Collected data entries

=-=-=-=-=

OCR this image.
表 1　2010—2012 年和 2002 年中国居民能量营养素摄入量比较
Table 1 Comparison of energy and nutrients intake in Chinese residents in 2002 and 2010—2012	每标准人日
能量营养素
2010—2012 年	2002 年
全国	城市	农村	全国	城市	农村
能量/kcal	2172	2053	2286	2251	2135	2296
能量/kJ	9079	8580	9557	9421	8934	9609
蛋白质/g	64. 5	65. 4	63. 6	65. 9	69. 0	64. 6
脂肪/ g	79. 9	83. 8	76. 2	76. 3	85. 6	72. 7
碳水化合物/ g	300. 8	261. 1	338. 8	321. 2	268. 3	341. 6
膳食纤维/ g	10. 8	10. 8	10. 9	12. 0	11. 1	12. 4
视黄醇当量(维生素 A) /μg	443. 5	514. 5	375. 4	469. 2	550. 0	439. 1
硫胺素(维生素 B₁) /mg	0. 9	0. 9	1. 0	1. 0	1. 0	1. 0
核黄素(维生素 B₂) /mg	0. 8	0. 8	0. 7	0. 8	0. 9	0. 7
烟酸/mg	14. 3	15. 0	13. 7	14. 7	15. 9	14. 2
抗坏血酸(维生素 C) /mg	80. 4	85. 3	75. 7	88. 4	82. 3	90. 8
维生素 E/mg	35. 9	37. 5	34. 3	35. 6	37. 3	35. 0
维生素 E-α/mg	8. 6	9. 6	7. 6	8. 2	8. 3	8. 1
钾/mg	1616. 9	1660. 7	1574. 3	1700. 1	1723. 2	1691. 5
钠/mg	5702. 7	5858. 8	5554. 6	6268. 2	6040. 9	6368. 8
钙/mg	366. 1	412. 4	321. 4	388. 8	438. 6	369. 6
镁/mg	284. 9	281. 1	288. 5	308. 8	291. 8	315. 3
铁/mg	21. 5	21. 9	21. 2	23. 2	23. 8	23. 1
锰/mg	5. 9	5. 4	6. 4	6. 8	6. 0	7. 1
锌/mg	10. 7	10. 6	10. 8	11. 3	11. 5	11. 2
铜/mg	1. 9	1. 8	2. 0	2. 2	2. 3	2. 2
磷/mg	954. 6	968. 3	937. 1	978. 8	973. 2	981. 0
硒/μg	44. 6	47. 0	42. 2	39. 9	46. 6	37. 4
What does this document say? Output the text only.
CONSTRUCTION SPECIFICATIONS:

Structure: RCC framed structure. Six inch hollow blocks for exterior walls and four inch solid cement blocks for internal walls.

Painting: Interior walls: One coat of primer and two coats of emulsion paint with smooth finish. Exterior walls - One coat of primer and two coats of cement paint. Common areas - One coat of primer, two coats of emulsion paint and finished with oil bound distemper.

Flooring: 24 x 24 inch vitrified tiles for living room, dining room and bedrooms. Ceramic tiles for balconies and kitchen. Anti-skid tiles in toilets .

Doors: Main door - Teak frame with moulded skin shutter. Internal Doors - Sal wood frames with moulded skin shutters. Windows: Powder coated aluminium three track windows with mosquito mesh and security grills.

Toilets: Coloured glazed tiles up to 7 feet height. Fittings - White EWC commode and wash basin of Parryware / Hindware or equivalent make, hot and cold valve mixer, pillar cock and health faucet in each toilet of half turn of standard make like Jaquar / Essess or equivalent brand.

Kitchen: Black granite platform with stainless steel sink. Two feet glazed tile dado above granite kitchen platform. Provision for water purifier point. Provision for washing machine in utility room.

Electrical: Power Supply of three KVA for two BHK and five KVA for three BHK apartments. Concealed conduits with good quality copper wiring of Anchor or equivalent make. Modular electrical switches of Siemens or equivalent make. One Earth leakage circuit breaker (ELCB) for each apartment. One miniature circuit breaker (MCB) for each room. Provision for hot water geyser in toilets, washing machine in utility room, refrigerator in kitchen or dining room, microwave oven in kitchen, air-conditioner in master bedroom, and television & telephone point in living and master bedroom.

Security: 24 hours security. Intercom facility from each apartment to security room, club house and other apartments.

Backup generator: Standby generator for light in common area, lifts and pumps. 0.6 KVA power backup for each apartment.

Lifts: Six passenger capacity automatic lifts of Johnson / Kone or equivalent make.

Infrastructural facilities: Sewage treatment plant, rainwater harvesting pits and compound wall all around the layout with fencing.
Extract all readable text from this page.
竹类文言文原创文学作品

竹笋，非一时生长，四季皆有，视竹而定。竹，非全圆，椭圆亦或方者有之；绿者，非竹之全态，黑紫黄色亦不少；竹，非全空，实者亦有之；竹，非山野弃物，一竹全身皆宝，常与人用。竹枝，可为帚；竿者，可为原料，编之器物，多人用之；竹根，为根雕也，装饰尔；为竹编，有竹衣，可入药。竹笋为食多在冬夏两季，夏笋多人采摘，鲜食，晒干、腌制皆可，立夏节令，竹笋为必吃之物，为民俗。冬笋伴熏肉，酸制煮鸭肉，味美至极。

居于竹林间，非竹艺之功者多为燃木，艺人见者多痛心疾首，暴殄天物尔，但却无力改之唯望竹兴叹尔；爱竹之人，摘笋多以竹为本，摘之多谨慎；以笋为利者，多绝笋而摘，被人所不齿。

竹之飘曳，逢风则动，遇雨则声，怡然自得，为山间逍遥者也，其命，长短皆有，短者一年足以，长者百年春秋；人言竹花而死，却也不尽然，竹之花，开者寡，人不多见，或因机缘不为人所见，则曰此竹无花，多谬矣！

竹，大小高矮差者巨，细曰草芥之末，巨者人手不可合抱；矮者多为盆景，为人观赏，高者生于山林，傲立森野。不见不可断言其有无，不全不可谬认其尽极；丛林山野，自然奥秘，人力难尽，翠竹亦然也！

=-=-=-=-=

# Do this
Copy, from the material above, each line in which the string "tiles" occurs.

# Result of this task
Flooring: 24 x 24 inch vitrified tiles for living room, dining room and bedrooms. Ceramic tiles for balconies and kitchen. Anti-skid tiles in toilets .
Toilets: Coloured glazed tiles up to 7 feet height. Fittings - White EWC commode and wash basin of Parryware / Hindware or equivalent make, hot and cold valve mixer, pillar cock and health faucet in each toilet of half turn of standard make like Jaquar / Essess or equivalent brand.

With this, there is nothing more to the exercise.